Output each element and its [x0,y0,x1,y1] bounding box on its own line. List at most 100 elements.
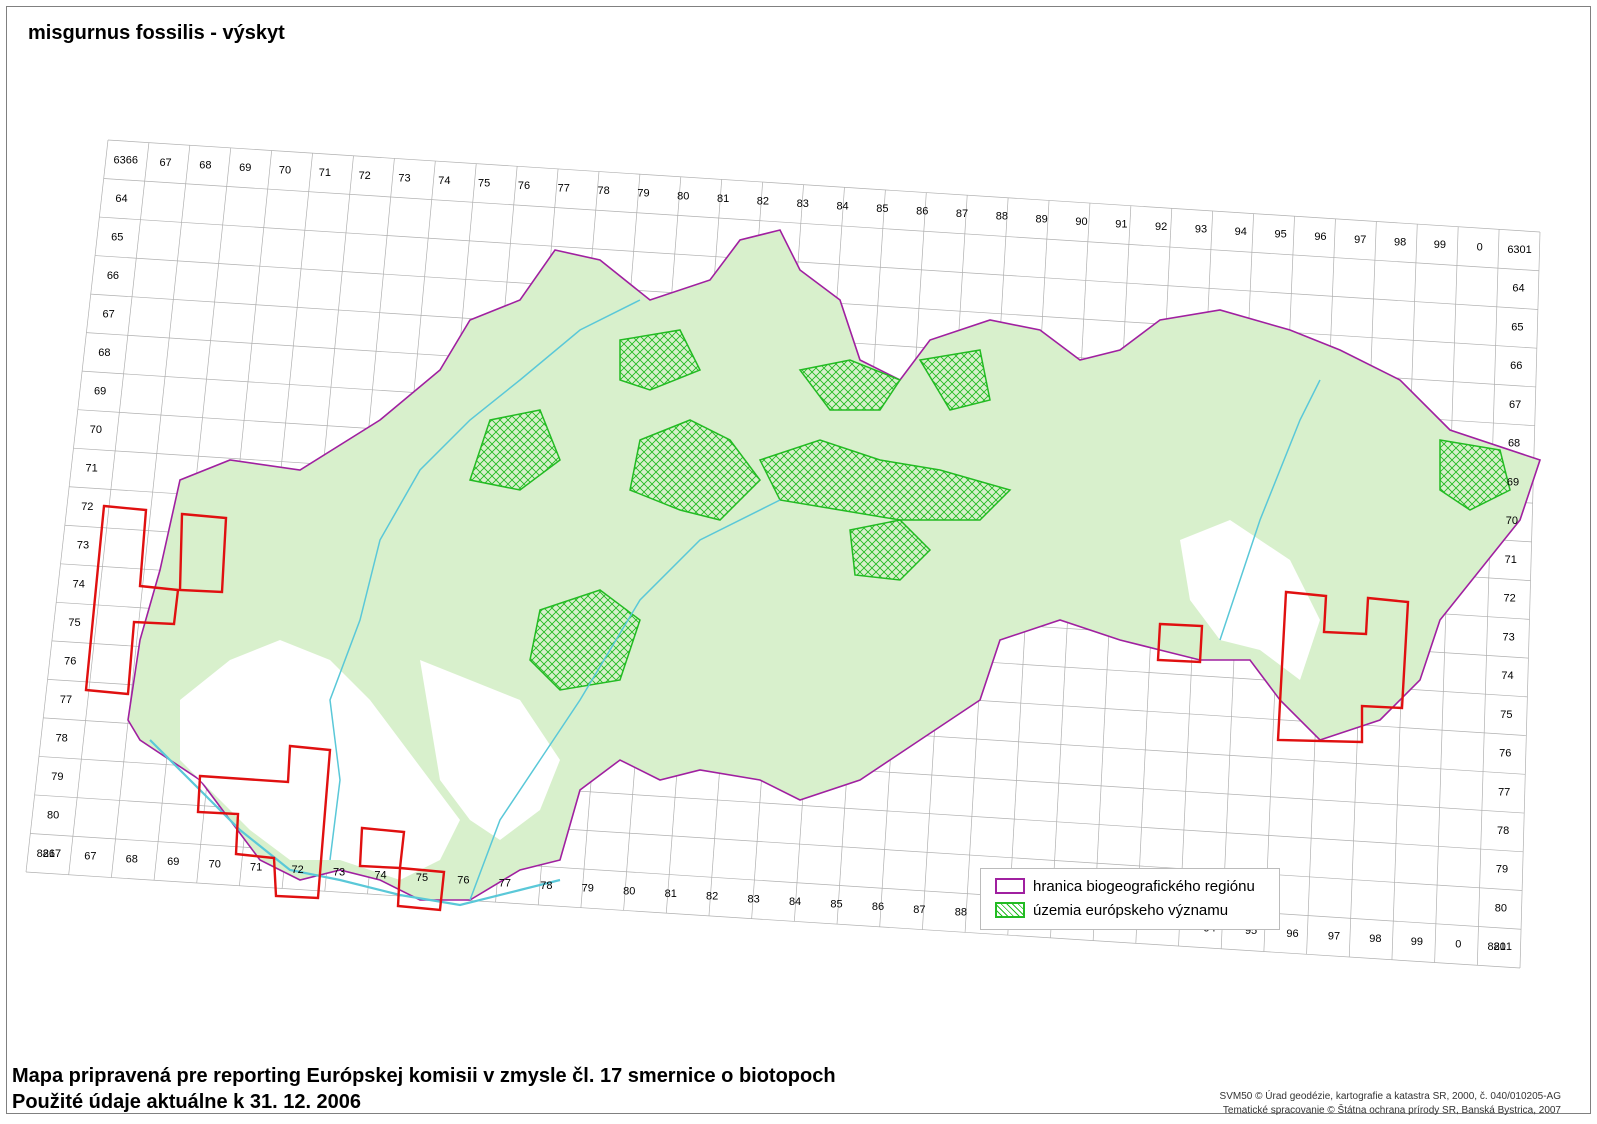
grid-label-top: 79 [637,188,649,200]
grid-label-top: 85 [876,203,888,215]
grid-label-top: 75 [478,177,490,189]
grid-label-bottom: 98 [1369,933,1381,945]
map-canvas: 6366 67 68 69 70 71 72 73 74 75 76 77 78 79 80 81 82 83 84… [25,139,1542,969]
grid-label-bottom: 70 [209,859,221,871]
grid-label-top: 97 [1354,234,1366,246]
grid-label-bottom: 75 [416,872,428,884]
grid-label-top: 78 [598,185,610,197]
grid-label-top: 87 [956,208,968,220]
grid-label-bottom: 97 [1328,931,1340,943]
grid-line-horizontal [103,178,1539,272]
grid-label-bottom: 79 [582,883,594,895]
grid-label-top: 0 [1477,241,1483,253]
credit-basemap: SVM50 © Úrad geodézie, kartografie a kat… [1219,1091,1561,1102]
grid-label-top: 99 [1434,239,1446,251]
grid-label-bottom: 67 [84,851,96,863]
grid-label-top: 77 [558,183,570,195]
grid-label-top: 71 [319,167,331,179]
grid-label-left: 71 [85,463,97,475]
grid-label-top: 6366 [114,154,138,166]
grid-line-vertical [1476,229,1500,966]
grid-label-bottom: 76 [457,875,469,887]
grid-label-bottom: 71 [250,861,262,873]
grid-label-bottom: 68 [126,853,138,865]
credit-thematic: Tematické spracovanie © Štátna ochrana p… [1222,1105,1561,1116]
legend-item-sites: územia európskeho významu [995,901,1228,919]
grid-label-top: 80 [677,190,689,202]
grid-label-top: 74 [438,175,450,187]
footer-title: Mapa pripravená pre reporting Európskej … [12,1065,836,1087]
grid-label-right: 74 [1501,670,1513,682]
grid-label-left: 76 [64,655,76,667]
grid-label-right: 67 [1509,399,1521,411]
grid-label-left: 64 [115,193,127,205]
grid-line-vertical [1519,231,1541,969]
grid-label-bottom: 87 [913,904,925,916]
grid-label-top: 81 [717,193,729,205]
grid-label-left: 66 [107,270,119,282]
grid-label-left: 69 [94,386,106,398]
grid-label-left: 75 [68,617,80,629]
grid-label-top: 98 [1394,236,1406,248]
grid-label-bottom: 88 [955,907,967,919]
grid-label-top: 91 [1115,218,1127,230]
grid-label-right: 71 [1505,554,1517,566]
grid-label-right: 72 [1504,593,1516,605]
grid-label-bottom: 86 [872,901,884,913]
grid-label-bottom: 73 [333,867,345,879]
grid-label-bottom: 8267 [37,848,61,860]
grid-label-left: 68 [98,347,110,359]
footer-date-note: Použité údaje aktuálne k 31. 12. 2006 [12,1091,362,1113]
grid-label-bottom: 78 [540,880,552,892]
grid-label-left: 65 [111,232,123,244]
grid-label-right: 68 [1508,438,1520,450]
grid-label-left: 70 [90,424,102,436]
grid-label-bottom: 0 [1455,939,1461,951]
grid-label-left: 77 [60,694,72,706]
grid-label-top: 76 [518,180,530,192]
grid-label-top: 93 [1195,224,1207,236]
grid-label-right: 80 [1495,902,1507,914]
grid-label-bottom: 99 [1411,936,1423,948]
grid-label-right: 64 [1512,283,1524,295]
grid-label-bottom: 69 [167,856,179,868]
grid-label-right: 81 [1494,941,1506,953]
grid-label-top: 95 [1274,229,1286,241]
grid-label-right: 69 [1507,476,1519,488]
grid-label-left: 74 [73,578,85,590]
grid-line-vertical [25,139,109,873]
grid-label-top: 69 [239,162,251,174]
grid-label-bottom: 72 [291,864,303,876]
grid-label-left: 72 [81,501,93,513]
grid-line-horizontal [25,871,1521,969]
grid-label-bottom: 83 [747,893,759,905]
grid-label-top: 70 [279,165,291,177]
grid-label-top: 92 [1155,221,1167,233]
grid-label-bottom: 77 [499,877,511,889]
grid-line-horizontal [107,139,1541,233]
grid-label-top: 6301 [1507,244,1531,256]
grid-label-top: 73 [398,172,410,184]
grid-label-top: 82 [757,195,769,207]
grid-label-top: 68 [199,160,211,172]
grid-label-bottom: 80 [623,885,635,897]
grid-label-bottom: 82 [706,891,718,903]
grid-label-right: 65 [1511,321,1523,333]
grid-label-right: 75 [1500,709,1512,721]
grid-label-top: 90 [1075,216,1087,228]
grid-label-left: 67 [103,309,115,321]
grid-label-top: 94 [1235,226,1247,238]
grid-label-bottom: 84 [789,896,801,908]
grid-label-right: 76 [1499,748,1511,760]
legend-swatch-sites [995,902,1025,918]
legend-label-sites: územia európskeho významu [1033,901,1229,919]
grid-label-top: 83 [797,198,809,210]
grid-label-top: 67 [159,157,171,169]
grid-label-right: 66 [1510,360,1522,372]
legend: hranica biogeografického regiónu územia … [980,868,1280,930]
grid-label-left: 80 [47,809,59,821]
grid-label-left: 78 [56,732,68,744]
legend-swatch-region-border [995,878,1025,894]
country-region [127,229,1542,907]
grid-label-right: 73 [1502,631,1514,643]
..........
Show each line above that contains the word "swatch". Case counts, so match capitals and small letters exactly.

legend-swatch-sites [995,902,1025,918]
legend-swatch-region-border [995,878,1025,894]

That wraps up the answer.